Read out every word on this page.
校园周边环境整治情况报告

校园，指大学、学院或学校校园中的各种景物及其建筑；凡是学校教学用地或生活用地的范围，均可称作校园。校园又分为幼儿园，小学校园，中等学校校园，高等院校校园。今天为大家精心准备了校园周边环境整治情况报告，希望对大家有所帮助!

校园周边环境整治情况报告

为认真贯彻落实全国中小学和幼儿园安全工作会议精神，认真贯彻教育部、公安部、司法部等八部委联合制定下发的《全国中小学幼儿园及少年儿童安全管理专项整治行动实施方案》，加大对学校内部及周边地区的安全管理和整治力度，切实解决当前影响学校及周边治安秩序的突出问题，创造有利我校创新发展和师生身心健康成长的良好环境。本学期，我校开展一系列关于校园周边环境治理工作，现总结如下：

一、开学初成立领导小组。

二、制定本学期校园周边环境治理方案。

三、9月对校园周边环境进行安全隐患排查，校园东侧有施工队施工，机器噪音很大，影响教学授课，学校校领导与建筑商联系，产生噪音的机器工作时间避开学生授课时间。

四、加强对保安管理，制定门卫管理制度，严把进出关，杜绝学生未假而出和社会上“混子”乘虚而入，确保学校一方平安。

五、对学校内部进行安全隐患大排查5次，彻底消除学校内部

* * *

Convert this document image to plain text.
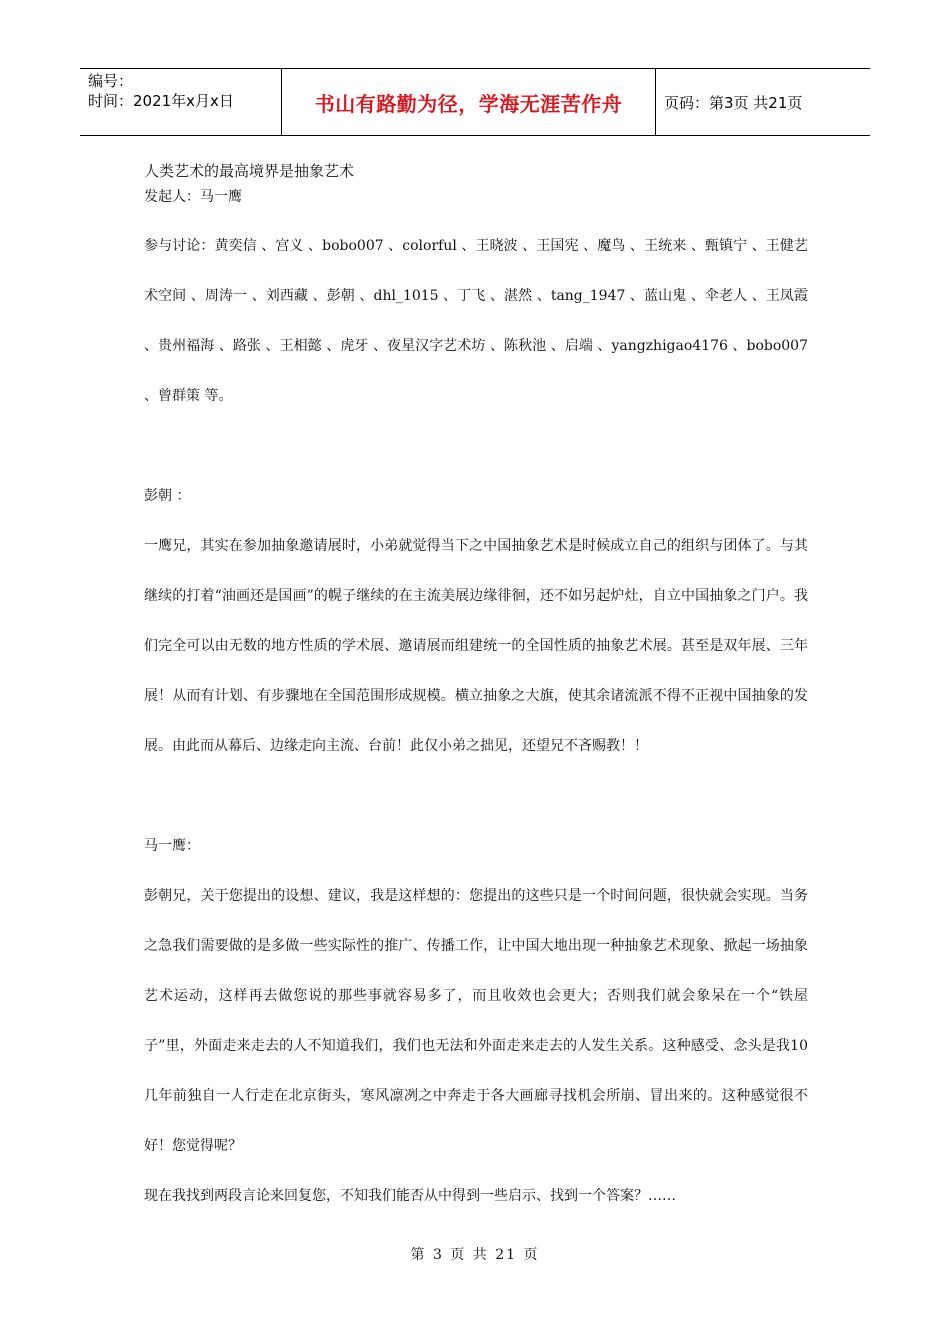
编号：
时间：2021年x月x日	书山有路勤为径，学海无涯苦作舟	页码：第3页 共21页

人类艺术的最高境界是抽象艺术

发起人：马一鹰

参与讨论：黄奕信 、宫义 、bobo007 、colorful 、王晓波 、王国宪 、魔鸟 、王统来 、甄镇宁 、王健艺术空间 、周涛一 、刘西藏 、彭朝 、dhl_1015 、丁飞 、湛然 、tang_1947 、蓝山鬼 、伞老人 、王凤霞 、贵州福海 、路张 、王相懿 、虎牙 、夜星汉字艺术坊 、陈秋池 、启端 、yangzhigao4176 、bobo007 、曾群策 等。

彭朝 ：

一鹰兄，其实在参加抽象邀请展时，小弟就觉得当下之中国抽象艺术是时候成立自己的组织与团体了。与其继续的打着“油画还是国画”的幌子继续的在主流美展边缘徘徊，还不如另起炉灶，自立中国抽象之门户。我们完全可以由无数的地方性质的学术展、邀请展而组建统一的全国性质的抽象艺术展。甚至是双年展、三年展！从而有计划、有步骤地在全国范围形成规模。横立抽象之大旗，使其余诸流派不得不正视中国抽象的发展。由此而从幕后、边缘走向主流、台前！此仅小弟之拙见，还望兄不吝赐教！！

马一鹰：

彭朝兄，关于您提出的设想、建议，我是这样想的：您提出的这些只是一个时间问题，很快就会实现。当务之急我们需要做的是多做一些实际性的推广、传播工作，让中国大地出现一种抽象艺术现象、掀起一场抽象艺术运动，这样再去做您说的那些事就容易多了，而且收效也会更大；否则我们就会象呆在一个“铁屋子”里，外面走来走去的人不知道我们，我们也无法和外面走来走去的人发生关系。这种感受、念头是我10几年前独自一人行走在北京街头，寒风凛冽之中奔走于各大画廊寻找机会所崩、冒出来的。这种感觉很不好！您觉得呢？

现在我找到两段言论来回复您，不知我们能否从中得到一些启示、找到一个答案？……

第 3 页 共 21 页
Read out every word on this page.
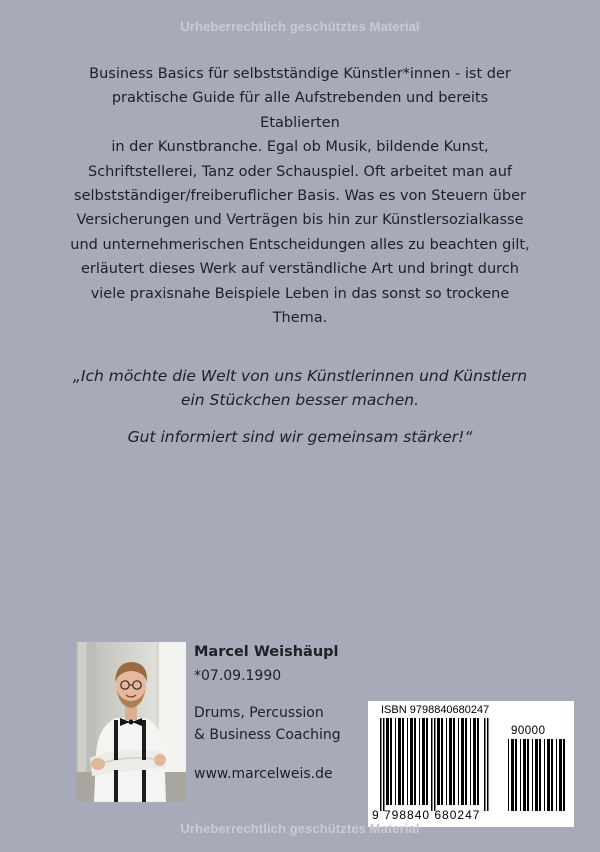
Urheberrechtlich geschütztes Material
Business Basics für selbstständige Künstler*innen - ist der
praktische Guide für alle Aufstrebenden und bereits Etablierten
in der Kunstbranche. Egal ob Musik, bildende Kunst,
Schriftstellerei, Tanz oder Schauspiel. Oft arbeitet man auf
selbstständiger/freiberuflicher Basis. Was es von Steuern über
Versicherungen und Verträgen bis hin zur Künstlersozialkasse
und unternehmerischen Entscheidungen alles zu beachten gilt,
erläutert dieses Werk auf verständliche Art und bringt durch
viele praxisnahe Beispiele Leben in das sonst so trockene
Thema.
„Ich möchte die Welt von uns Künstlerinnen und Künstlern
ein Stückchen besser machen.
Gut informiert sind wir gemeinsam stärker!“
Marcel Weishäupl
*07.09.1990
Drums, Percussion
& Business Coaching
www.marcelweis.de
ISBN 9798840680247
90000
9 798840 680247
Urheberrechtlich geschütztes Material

- [What is needed]: Among the lines above, how many contain the string "Business"? State the number alone.

- [Solution to this task]: 2